[THE REQUEST]:
The records below must be output exactly, without pictures.

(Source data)
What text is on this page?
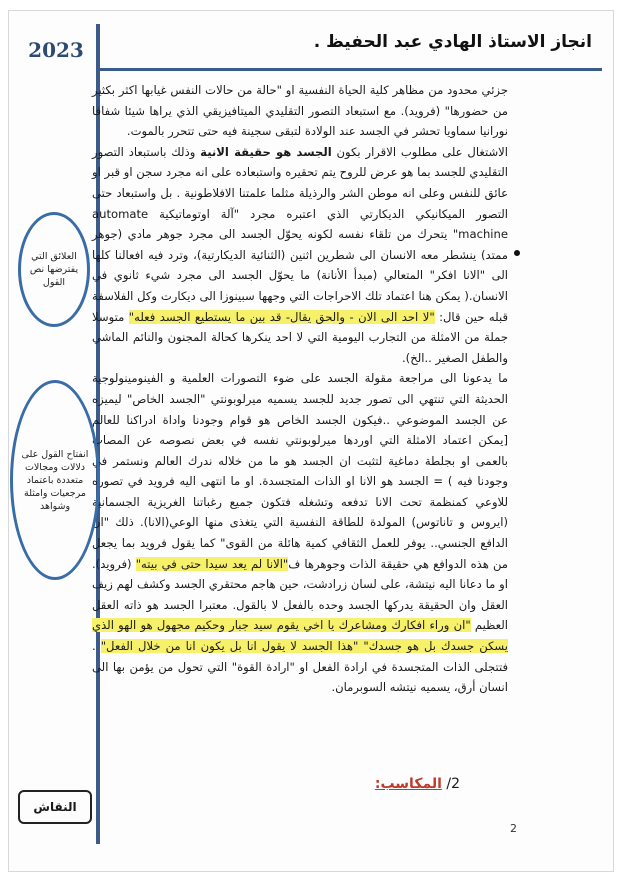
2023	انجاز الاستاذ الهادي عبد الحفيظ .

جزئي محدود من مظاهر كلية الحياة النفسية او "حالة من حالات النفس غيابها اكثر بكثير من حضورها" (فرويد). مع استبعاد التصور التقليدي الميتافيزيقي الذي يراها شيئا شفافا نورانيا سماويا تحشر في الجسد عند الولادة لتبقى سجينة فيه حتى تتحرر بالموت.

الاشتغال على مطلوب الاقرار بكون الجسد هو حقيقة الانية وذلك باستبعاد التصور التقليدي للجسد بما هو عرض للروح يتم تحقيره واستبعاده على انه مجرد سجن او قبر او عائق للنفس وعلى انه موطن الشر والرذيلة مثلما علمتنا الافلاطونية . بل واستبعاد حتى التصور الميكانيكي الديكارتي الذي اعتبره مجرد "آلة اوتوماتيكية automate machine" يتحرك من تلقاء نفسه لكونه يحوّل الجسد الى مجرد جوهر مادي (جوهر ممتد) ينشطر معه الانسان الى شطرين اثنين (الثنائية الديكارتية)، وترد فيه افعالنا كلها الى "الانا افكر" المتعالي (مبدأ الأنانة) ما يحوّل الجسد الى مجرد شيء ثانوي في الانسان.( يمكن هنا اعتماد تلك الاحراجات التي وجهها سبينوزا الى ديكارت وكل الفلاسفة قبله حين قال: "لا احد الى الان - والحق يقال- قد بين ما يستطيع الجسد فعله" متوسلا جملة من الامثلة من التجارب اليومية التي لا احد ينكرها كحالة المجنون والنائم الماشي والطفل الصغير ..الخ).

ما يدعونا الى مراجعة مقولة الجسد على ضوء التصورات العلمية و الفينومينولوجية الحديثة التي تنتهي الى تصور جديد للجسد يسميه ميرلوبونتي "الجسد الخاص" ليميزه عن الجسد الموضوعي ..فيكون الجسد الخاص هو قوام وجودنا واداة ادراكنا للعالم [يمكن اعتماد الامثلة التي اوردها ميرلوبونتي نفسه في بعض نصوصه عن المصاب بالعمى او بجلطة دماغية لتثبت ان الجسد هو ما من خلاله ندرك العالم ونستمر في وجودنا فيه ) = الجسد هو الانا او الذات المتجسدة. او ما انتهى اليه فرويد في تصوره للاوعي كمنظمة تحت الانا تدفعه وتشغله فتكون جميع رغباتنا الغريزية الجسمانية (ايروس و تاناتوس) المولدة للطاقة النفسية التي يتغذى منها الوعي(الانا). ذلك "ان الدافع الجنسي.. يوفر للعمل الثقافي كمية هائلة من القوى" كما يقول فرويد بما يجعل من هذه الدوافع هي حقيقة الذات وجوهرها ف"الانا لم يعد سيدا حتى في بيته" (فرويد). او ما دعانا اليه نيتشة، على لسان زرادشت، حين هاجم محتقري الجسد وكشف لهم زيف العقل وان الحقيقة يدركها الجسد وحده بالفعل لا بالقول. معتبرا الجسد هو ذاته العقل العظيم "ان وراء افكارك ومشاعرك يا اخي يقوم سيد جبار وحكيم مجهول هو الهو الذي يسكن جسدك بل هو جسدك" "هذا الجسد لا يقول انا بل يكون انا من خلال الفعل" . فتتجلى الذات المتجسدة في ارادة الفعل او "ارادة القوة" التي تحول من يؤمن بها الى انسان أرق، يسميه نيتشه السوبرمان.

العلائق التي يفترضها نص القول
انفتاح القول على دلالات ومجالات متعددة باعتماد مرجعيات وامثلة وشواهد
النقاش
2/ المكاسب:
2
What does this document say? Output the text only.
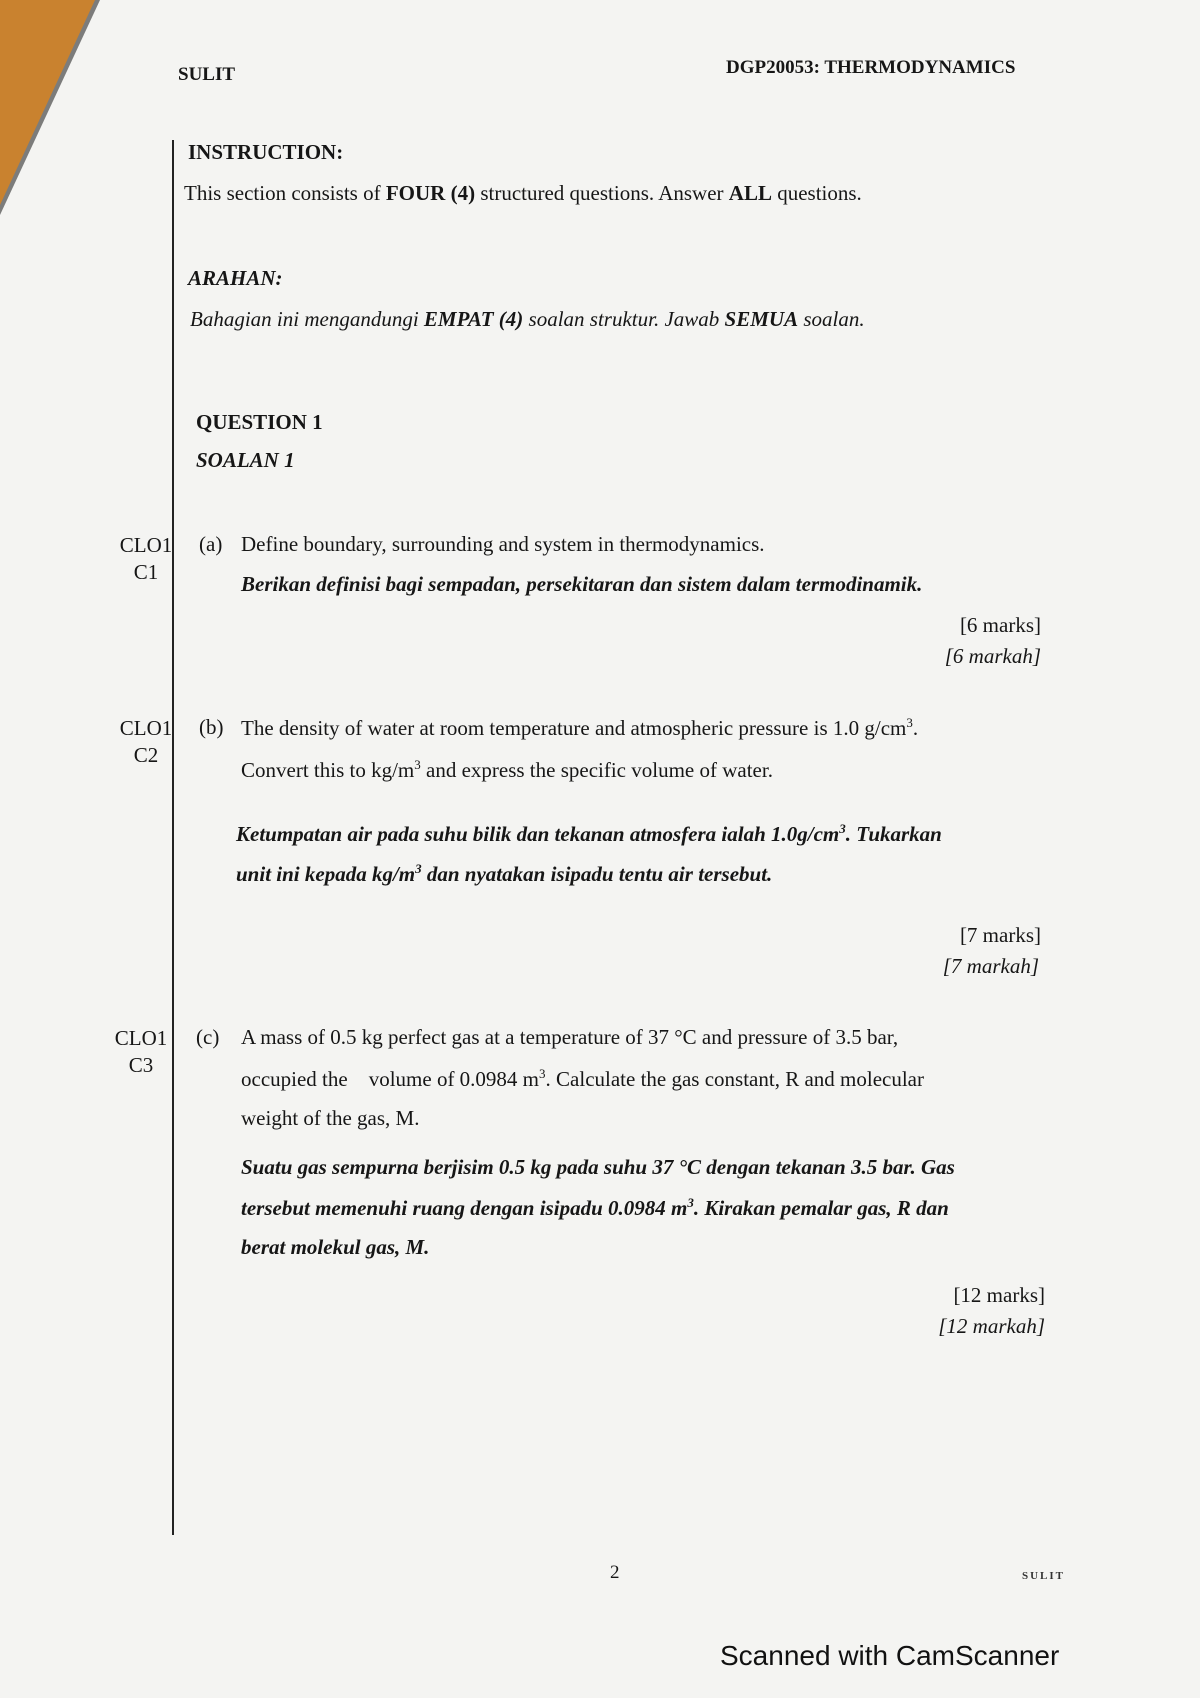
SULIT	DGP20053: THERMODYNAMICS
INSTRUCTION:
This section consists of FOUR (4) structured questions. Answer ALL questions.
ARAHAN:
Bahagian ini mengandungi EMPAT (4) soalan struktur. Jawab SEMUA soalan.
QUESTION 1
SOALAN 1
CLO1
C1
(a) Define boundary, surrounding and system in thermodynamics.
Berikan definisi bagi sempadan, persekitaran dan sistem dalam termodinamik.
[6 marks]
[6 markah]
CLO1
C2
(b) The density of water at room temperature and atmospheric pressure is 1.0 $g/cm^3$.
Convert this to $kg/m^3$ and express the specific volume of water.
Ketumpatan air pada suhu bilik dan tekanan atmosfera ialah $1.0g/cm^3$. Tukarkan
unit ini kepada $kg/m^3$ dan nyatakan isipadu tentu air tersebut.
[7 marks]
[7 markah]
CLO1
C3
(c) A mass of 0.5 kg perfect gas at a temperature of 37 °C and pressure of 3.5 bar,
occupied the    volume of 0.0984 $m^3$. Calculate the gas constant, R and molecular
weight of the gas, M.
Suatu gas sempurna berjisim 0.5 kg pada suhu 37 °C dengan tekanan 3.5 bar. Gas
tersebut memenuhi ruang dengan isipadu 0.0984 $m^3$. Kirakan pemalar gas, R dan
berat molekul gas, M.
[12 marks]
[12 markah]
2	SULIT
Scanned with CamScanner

[SOLVED PROBLEM]:
What text is on this page?
2023	انجاز الاستاذ الهادي عبد الحفيظ .

جزئي محدود من مظاهر كلية الحياة النفسية او "حالة من حالات النفس غيابها اكثر بكثير من حضورها" (فرويد). مع استبعاد التصور التقليدي الميتافيزيقي الذي يراها شيئا شفافا نورانيا سماويا تحشر في الجسد عند الولادة لتبقى سجينة فيه حتى تتحرر بالموت.

الاشتغال على مطلوب الاقرار بكون الجسد هو حقيقة الانية وذلك باستبعاد التصور التقليدي للجسد بما هو عرض للروح يتم تحقيره واستبعاده على انه مجرد سجن او قبر او عائق للنفس وعلى انه موطن الشر والرذيلة مثلما علمتنا الافلاطونية . بل واستبعاد حتى التصور الميكانيكي الديكارتي الذي اعتبره مجرد "آلة اوتوماتيكية automate machine" يتحرك من تلقاء نفسه لكونه يحوّل الجسد الى مجرد جوهر مادي (جوهر ممتد) ينشطر معه الانسان الى شطرين اثنين (الثنائية الديكارتية)، وترد فيه افعالنا كلها الى "الانا افكر" المتعالي (مبدأ الأنانة) ما يحوّل الجسد الى مجرد شيء ثانوي في الانسان.( يمكن هنا اعتماد تلك الاحراجات التي وجهها سبينوزا الى ديكارت وكل الفلاسفة قبله حين قال: "لا احد الى الان - والحق يقال- قد بين ما يستطيع الجسد فعله" متوسلا جملة من الامثلة من التجارب اليومية التي لا احد ينكرها كحالة المجنون والنائم الماشي والطفل الصغير ..الخ).

ما يدعونا الى مراجعة مقولة الجسد على ضوء التصورات العلمية و الفينومينولوجية الحديثة التي تنتهي الى تصور جديد للجسد يسميه ميرلوبونتي "الجسد الخاص" ليميزه عن الجسد الموضوعي ..فيكون الجسد الخاص هو قوام وجودنا واداة ادراكنا للعالم [يمكن اعتماد الامثلة التي اوردها ميرلوبونتي نفسه في بعض نصوصه عن المصاب بالعمى او بجلطة دماغية لتثبت ان الجسد هو ما من خلاله ندرك العالم ونستمر في وجودنا فيه ) = الجسد هو الانا او الذات المتجسدة. او ما انتهى اليه فرويد في تصوره للاوعي كمنظمة تحت الانا تدفعه وتشغله فتكون جميع رغباتنا الغريزية الجسمانية (ايروس و تاناتوس) المولدة للطاقة النفسية التي يتغذى منها الوعي(الانا). ذلك "ان الدافع الجنسي.. يوفر للعمل الثقافي كمية هائلة من القوى" كما يقول فرويد بما يجعل من هذه الدوافع هي حقيقة الذات وجوهرها ف"الانا لم يعد سيدا حتى في بيته" (فرويد). او ما دعانا اليه نيتشة، على لسان زرادشت، حين هاجم محتقري الجسد وكشف لهم زيف العقل وان الحقيقة يدركها الجسد وحده بالفعل لا بالقول. معتبرا الجسد هو ذاته العقل العظيم "ان وراء افكارك ومشاعرك يا اخي يقوم سيد جبار وحكيم مجهول هو الهو الذي يسكن جسدك بل هو جسدك" "هذا الجسد لا يقول انا بل يكون انا من خلال الفعل" . فتتجلى الذات المتجسدة في ارادة الفعل او "ارادة القوة" التي تحول من يؤمن بها الى انسان أرق، يسميه نيتشه السوبرمان.

العلائق التي يفترضها نص القول
انفتاح القول على دلالات ومجالات متعددة باعتماد مرجعيات وامثلة وشواهد
النقاش
2/ المكاسب:
2
What does this document say? Output the text only.
SULIT	DGP20053: THERMODYNAMICS
INSTRUCTION:
This section consists of FOUR (4) structured questions. Answer ALL questions.
ARAHAN:
Bahagian ini mengandungi EMPAT (4) soalan struktur. Jawab SEMUA soalan.
QUESTION 1
SOALAN 1
CLO1
C1
(a) Define boundary, surrounding and system in thermodynamics.
Berikan definisi bagi sempadan, persekitaran dan sistem dalam termodinamik.
[6 marks]
[6 markah]
CLO1
C2
(b) The density of water at room temperature and atmospheric pressure is 1.0 $g/cm^3$.
Convert this to $kg/m^3$ and express the specific volume of water.
Ketumpatan air pada suhu bilik dan tekanan atmosfera ialah $1.0g/cm^3$. Tukarkan
unit ini kepada $kg/m^3$ dan nyatakan isipadu tentu air tersebut.
[7 marks]
[7 markah]
CLO1
C3
(c) A mass of 0.5 kg perfect gas at a temperature of 37 °C and pressure of 3.5 bar,
occupied the    volume of 0.0984 $m^3$. Calculate the gas constant, R and molecular
weight of the gas, M.
Suatu gas sempurna berjisim 0.5 kg pada suhu 37 °C dengan tekanan 3.5 bar. Gas
tersebut memenuhi ruang dengan isipadu 0.0984 $m^3$. Kirakan pemalar gas, R dan
berat molekul gas, M.
[12 marks]
[12 markah]
2	SULIT
Scanned with CamScanner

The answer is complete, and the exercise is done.